Прекраснымъ дополненіемъ къ этимъ словамъ ученаго могутъ служить слѣдующія строки поэта, г. М. Горькаго: «Мнѣ глубоко симпатиченъ великій въ своихъ страданіяхъ еврейскій народъ; я преклоняюсь передъ силой его измученной вѣками тяжкихъ несправедливостей души, измученной, но горячо и смѣло мечтающей о свободѣ. Хорошая, огненная кровь течетъ въ жилахъ вашего народа! Мнѣ говорятъ, что сіонизмъ — утопія: не знаю, можетъ быть. Но поскольку въ этой утопіи я вижу непобѣдимую, страстную жажду свободы, для меня это — реальность, для меня — это великое дѣло жизни».
Такъ говоритъ непосредственное чувство русскаго писателя; посмотримъ же теперь, что думаетъ и чувствуетъ сынъ и пѣвецъ угнетеннаго племени, г. Фругъ.
Что заставило русскихъ евреевъ придти къ убѣжденію, что «невозможно счастье — счастье безъ отчизны» (слова другого еврейскаго поэта) и начать мечтать о созданіи собственнаго государства? Развѣ у нихъ нѣтъ въ настоящее время родины?
На этотъ вопросъ даетъ отвѣтъ слѣдующее стихотвореніе г. Фруга («Итоги»):
Мнѣ сорокъ лѣтъ, а я не зналъ
И дня отраднаго понынѣ.
Подобно страннику въ пустынѣ
Среди песковъ и годныхъ скалъ,
Брожу, пути не разбирая…
Россія — родина моя,
Но мнѣ чужда страна родная,
Какъ чужеземные края!

▸ Строки с разметкой координат
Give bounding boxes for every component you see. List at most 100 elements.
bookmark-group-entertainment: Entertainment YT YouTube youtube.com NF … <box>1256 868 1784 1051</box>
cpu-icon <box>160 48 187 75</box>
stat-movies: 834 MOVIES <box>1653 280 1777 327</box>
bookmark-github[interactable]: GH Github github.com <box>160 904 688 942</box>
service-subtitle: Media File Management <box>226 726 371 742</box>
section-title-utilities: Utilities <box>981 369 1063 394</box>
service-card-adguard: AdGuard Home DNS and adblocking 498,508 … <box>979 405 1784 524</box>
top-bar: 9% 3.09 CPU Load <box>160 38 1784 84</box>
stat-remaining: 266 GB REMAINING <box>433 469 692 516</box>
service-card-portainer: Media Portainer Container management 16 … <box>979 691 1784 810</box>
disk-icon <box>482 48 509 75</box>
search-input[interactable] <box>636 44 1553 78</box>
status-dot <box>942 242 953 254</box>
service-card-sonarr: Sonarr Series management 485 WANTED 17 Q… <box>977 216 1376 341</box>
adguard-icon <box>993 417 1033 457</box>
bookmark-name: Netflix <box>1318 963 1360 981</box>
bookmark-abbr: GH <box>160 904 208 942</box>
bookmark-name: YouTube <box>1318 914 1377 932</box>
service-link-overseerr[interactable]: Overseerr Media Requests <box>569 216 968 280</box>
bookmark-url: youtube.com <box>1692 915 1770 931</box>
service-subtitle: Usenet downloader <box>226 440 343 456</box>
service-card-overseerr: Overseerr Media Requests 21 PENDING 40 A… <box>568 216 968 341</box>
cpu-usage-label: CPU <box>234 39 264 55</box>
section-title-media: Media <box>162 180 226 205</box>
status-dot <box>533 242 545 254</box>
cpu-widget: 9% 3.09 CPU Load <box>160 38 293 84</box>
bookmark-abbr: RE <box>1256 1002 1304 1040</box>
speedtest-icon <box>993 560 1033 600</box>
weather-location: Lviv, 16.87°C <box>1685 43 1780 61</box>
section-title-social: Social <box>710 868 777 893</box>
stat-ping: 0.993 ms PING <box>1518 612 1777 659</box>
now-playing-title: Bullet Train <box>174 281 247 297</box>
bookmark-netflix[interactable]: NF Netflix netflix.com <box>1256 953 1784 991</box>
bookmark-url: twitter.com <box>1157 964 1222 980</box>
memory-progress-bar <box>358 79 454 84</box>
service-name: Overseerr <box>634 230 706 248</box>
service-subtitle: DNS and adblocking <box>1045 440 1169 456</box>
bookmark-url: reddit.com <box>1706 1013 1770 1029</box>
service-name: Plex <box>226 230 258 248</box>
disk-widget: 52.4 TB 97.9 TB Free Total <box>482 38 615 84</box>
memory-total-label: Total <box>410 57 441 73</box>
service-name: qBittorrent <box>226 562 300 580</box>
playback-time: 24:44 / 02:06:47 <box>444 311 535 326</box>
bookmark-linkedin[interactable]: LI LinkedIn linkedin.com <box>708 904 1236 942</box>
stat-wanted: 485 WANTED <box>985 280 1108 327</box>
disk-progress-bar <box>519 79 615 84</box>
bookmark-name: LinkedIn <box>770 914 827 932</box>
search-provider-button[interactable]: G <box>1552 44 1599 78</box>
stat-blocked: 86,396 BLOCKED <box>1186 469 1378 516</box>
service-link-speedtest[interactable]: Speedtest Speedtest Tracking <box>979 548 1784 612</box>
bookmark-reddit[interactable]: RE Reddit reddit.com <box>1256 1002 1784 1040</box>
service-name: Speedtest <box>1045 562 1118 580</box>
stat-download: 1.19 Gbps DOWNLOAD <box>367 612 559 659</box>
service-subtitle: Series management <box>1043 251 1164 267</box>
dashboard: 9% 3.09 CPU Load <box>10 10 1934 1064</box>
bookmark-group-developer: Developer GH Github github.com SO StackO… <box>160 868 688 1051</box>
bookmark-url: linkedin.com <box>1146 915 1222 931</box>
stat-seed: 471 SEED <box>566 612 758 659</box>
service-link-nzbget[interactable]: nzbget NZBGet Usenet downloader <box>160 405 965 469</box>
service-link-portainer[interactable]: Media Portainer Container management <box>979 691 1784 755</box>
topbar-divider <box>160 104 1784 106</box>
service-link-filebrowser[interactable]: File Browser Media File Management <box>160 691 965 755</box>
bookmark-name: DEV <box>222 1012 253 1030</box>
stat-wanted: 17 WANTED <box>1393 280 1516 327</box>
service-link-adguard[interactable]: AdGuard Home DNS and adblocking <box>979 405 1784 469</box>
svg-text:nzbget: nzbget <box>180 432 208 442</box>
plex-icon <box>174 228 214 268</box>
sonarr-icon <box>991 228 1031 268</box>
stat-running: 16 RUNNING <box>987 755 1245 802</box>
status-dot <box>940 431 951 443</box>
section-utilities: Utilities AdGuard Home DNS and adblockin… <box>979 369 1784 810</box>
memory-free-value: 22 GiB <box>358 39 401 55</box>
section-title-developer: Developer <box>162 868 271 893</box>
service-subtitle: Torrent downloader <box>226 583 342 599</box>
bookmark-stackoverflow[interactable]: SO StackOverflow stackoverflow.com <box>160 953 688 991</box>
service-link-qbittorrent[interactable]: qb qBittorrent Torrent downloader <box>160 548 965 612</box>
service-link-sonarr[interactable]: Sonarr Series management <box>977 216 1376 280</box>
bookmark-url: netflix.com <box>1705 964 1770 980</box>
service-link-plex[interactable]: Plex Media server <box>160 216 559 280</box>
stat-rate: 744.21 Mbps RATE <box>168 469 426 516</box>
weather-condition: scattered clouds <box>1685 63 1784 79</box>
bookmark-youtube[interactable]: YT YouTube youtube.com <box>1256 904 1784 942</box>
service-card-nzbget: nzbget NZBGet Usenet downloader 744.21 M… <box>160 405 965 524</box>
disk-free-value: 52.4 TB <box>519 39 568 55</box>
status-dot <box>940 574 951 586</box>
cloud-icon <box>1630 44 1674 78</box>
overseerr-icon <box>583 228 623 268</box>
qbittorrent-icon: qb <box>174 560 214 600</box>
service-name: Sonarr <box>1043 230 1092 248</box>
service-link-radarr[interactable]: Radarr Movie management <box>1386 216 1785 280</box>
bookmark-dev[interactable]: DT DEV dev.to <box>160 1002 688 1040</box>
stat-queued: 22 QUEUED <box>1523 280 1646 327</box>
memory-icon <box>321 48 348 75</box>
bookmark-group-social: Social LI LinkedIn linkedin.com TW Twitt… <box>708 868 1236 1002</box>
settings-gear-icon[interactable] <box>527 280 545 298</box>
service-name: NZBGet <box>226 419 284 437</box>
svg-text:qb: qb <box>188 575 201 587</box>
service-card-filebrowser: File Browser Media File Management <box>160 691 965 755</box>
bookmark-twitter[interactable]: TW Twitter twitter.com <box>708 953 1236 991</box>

▸ Ваши задания
A: Как называется стихотворение Фруга, которое приводится в отрывке?
B: Выпишите все строки, в которых есть слово «Requests», с учетом регистра букв.

▸ Решения упражнений
A: «Итоги».

B:
service-link-overseerr[interactable]: Overseerr Media Requests <box>569 216 968 280</box>
service-card-overseerr: Overseerr Media Requests 21 PENDING 40 A… <box>568 216 968 341</box>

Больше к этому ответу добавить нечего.